* begin TASK INPUTS *

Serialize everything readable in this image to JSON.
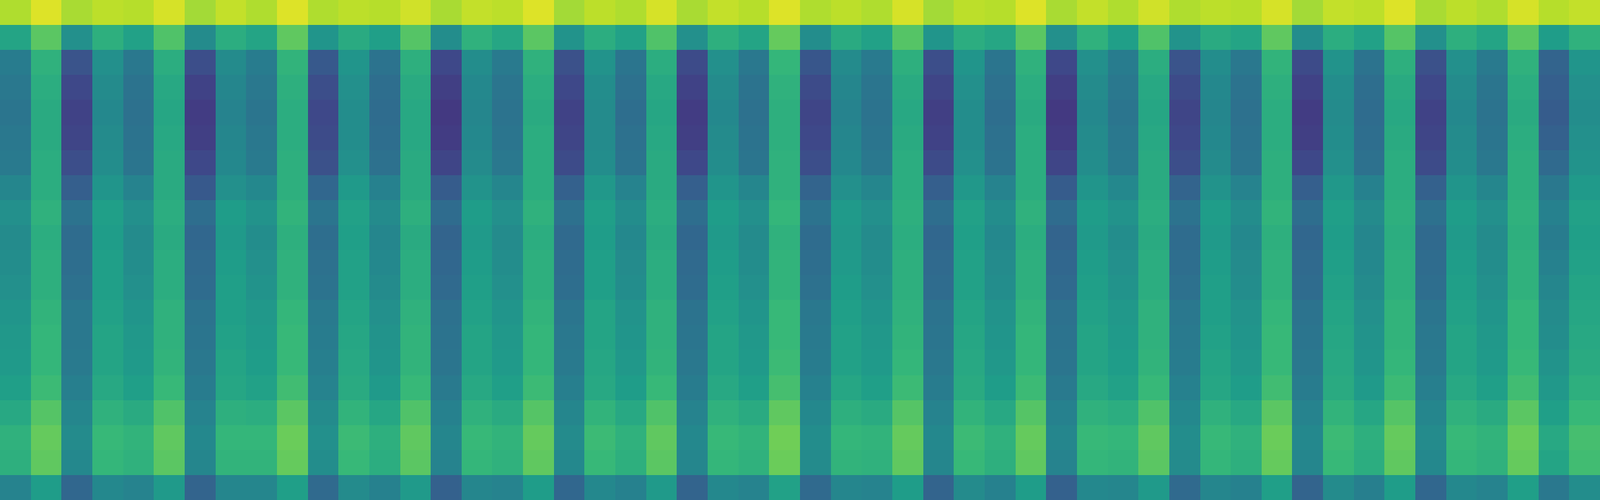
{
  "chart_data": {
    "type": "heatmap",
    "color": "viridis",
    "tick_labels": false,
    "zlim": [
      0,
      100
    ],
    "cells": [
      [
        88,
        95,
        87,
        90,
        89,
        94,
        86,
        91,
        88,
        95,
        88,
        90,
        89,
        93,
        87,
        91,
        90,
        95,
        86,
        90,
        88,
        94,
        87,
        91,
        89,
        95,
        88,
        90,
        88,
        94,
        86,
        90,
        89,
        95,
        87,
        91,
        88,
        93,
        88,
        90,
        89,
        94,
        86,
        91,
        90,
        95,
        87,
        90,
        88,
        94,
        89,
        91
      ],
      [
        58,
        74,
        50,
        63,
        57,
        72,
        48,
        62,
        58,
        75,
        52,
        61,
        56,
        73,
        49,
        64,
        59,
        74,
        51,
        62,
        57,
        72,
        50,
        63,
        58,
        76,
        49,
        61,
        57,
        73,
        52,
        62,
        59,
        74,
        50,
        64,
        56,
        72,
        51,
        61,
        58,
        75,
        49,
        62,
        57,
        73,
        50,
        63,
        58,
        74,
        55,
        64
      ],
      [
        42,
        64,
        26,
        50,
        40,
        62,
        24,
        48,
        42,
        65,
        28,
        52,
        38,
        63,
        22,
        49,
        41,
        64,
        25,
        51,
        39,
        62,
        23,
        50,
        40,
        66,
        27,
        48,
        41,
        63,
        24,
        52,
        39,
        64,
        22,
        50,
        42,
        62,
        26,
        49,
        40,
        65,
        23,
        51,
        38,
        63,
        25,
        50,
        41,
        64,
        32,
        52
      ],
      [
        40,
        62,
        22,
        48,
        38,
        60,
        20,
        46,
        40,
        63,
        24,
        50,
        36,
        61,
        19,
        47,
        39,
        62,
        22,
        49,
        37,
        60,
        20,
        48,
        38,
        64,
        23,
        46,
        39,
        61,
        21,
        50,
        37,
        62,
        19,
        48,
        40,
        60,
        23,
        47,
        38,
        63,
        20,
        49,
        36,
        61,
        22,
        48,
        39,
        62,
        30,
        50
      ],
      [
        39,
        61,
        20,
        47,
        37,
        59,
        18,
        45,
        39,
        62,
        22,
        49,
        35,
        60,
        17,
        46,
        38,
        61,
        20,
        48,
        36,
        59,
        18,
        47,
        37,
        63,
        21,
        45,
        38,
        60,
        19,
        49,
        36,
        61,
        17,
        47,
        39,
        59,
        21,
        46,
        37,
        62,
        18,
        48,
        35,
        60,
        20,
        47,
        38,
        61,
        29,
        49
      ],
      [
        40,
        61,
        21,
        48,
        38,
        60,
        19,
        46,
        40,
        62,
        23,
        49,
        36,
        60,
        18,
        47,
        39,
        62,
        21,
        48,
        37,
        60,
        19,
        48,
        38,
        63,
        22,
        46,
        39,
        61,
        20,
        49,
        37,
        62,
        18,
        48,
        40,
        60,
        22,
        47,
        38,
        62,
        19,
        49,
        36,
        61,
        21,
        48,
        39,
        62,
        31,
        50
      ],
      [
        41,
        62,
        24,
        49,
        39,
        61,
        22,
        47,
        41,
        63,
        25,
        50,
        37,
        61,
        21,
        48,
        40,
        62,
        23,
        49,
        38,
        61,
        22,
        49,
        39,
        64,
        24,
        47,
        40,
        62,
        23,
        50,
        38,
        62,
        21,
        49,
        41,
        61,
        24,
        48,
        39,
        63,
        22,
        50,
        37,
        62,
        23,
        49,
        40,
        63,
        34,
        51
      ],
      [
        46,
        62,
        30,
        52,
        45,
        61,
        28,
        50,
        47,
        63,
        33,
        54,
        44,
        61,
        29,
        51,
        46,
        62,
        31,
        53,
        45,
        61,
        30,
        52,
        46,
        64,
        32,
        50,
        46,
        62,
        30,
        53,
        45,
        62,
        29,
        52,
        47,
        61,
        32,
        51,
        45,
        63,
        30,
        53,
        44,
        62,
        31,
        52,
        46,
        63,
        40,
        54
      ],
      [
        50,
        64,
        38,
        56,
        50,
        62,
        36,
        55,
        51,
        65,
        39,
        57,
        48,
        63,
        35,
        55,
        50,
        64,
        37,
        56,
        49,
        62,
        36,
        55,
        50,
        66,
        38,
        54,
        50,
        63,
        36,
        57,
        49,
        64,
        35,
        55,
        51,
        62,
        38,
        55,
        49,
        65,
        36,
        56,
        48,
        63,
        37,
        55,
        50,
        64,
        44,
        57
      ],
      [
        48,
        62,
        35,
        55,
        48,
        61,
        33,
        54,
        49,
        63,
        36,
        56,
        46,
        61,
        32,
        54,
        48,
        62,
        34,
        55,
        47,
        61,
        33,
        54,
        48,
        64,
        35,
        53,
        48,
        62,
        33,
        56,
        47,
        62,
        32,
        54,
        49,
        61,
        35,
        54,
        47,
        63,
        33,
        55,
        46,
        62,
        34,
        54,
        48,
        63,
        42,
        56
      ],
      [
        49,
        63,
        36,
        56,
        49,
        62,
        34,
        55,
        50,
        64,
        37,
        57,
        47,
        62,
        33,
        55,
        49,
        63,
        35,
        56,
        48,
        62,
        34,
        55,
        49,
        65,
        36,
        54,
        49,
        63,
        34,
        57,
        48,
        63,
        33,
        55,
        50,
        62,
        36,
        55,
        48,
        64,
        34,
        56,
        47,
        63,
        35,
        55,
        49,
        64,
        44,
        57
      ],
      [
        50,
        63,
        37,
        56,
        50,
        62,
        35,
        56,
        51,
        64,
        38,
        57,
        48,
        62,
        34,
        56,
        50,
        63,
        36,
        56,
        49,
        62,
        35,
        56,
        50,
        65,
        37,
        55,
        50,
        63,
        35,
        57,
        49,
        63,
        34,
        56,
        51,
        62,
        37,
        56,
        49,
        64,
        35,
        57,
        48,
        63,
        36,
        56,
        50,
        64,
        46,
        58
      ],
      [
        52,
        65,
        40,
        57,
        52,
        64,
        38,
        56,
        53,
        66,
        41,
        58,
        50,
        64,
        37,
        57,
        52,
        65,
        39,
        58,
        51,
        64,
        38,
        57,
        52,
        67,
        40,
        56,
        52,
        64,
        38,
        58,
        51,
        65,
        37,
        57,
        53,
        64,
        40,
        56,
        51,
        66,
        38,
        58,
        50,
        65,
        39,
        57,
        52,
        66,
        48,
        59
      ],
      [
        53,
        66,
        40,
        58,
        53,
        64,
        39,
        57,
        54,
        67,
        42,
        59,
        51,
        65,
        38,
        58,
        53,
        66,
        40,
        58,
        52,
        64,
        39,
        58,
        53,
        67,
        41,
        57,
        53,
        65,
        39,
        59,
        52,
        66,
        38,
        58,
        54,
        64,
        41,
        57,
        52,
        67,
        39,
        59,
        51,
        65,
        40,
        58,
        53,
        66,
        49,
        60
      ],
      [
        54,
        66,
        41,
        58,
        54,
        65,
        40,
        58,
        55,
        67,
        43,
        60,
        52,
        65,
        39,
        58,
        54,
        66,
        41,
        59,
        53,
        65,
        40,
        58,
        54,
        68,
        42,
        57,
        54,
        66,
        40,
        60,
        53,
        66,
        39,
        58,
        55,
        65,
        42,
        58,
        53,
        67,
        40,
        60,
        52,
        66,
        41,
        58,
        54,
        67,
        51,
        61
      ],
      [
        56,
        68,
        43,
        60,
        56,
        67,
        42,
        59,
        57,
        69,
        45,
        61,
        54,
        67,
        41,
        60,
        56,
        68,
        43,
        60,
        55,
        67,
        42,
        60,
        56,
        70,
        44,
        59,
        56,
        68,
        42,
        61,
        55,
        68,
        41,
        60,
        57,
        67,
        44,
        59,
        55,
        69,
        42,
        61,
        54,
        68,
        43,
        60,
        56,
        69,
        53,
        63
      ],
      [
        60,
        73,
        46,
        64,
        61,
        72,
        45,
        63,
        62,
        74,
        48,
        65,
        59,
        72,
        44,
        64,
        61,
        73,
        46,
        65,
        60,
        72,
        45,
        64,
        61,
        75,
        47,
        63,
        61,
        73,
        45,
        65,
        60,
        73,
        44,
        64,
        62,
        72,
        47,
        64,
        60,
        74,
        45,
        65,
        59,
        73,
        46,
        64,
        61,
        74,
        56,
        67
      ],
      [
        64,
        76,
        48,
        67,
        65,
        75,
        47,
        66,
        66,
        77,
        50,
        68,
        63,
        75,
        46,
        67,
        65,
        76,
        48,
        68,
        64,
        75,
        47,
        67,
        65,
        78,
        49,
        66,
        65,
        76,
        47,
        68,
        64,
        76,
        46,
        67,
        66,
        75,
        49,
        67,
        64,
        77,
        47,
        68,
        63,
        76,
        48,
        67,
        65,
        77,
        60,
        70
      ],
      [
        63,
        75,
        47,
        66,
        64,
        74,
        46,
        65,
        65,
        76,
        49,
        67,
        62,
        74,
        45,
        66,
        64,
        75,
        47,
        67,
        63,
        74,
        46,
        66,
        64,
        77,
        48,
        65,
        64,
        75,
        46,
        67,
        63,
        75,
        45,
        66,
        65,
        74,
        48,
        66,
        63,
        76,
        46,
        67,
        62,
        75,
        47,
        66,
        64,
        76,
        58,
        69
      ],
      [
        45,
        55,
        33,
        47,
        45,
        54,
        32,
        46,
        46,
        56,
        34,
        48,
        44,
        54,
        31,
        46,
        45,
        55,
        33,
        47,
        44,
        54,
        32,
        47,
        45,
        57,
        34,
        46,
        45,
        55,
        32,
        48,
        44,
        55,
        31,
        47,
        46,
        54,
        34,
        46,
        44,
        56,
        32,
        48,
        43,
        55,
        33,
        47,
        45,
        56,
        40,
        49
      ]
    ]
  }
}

* end TASK INPUTS *
* begin TASK INPUTS *

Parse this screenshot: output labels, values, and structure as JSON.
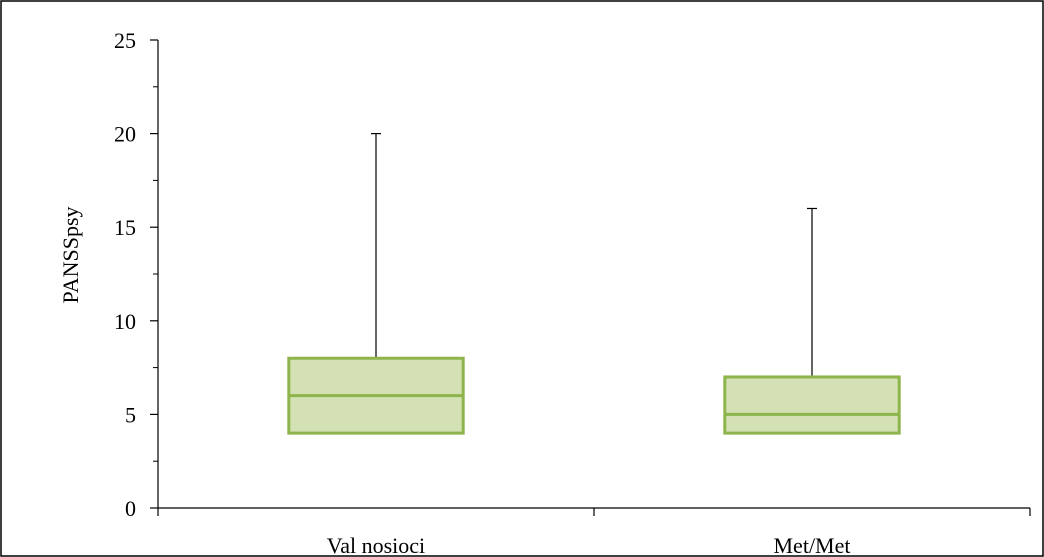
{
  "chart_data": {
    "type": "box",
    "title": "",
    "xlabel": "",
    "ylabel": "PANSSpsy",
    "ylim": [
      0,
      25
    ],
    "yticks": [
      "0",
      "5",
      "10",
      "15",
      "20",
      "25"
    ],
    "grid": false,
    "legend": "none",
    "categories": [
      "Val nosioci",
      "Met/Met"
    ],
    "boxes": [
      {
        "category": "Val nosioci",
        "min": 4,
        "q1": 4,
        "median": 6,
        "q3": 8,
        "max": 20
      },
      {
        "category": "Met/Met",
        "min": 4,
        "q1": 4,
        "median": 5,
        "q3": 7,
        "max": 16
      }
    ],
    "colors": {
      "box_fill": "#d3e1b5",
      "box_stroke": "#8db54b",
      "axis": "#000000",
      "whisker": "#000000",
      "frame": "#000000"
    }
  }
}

* end TASK INPUTS *
* begin TASK INPUTS *

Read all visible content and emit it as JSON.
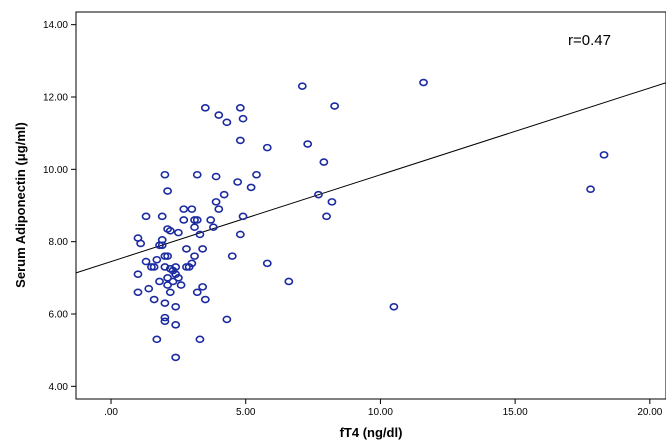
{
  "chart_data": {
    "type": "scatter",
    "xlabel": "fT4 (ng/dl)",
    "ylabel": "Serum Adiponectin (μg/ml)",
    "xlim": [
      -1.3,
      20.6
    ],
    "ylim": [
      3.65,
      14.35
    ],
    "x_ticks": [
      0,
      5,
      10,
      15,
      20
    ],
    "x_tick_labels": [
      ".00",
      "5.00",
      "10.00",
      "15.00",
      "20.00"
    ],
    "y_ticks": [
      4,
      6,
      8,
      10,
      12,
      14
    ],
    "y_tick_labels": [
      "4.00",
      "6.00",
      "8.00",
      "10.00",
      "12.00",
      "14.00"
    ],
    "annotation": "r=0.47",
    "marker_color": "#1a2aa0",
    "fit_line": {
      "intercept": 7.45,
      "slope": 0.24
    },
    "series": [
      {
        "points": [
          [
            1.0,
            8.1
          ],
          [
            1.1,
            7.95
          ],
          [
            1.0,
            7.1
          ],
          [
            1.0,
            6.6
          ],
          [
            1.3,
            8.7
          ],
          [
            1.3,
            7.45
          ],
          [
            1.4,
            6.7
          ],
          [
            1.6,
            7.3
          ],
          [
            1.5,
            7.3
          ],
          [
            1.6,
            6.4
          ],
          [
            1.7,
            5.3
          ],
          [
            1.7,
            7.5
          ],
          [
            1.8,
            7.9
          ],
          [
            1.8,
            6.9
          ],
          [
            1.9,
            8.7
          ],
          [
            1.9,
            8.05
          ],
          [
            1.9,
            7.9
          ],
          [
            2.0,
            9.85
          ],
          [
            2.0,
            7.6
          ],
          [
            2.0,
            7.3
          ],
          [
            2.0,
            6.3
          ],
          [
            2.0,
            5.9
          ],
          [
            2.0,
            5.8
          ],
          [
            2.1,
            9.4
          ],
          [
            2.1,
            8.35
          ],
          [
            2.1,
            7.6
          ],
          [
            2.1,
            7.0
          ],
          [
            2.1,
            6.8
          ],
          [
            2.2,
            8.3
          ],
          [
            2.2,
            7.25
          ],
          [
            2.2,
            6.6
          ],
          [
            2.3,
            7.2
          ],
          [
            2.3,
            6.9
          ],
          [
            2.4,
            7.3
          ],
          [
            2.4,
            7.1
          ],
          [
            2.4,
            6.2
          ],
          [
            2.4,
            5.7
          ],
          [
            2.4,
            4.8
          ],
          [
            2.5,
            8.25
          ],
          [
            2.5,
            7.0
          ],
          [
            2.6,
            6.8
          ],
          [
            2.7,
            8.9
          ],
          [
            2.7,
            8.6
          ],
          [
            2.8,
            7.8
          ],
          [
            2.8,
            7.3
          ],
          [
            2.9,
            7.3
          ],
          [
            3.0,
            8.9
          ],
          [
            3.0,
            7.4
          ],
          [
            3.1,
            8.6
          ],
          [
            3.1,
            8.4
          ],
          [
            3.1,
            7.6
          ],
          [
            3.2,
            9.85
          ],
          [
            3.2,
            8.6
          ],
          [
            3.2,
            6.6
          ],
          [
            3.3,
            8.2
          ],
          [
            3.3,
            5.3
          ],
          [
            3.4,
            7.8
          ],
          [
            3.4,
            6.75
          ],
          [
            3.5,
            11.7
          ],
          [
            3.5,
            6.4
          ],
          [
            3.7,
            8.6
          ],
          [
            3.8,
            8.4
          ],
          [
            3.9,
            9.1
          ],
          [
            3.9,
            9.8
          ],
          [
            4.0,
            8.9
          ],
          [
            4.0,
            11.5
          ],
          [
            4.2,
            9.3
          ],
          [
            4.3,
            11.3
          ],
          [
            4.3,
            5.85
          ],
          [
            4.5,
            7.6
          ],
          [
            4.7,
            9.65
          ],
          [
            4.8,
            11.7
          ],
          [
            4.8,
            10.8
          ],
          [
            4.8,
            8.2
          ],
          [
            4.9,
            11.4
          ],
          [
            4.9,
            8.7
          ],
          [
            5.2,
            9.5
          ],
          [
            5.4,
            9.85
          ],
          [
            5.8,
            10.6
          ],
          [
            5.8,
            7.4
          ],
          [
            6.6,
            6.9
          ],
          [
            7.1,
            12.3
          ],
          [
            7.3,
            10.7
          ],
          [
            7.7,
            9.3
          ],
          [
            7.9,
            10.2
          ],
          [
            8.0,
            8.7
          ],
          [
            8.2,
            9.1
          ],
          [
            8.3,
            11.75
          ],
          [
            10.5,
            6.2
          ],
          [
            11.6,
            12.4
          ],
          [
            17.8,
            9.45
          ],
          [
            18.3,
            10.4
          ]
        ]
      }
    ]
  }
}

* end TASK INPUTS *

• **OBJECTIVE**
A number is the only answer here: how many lines of the material above contain "ylabel"?

• **TASK ANSWER**
2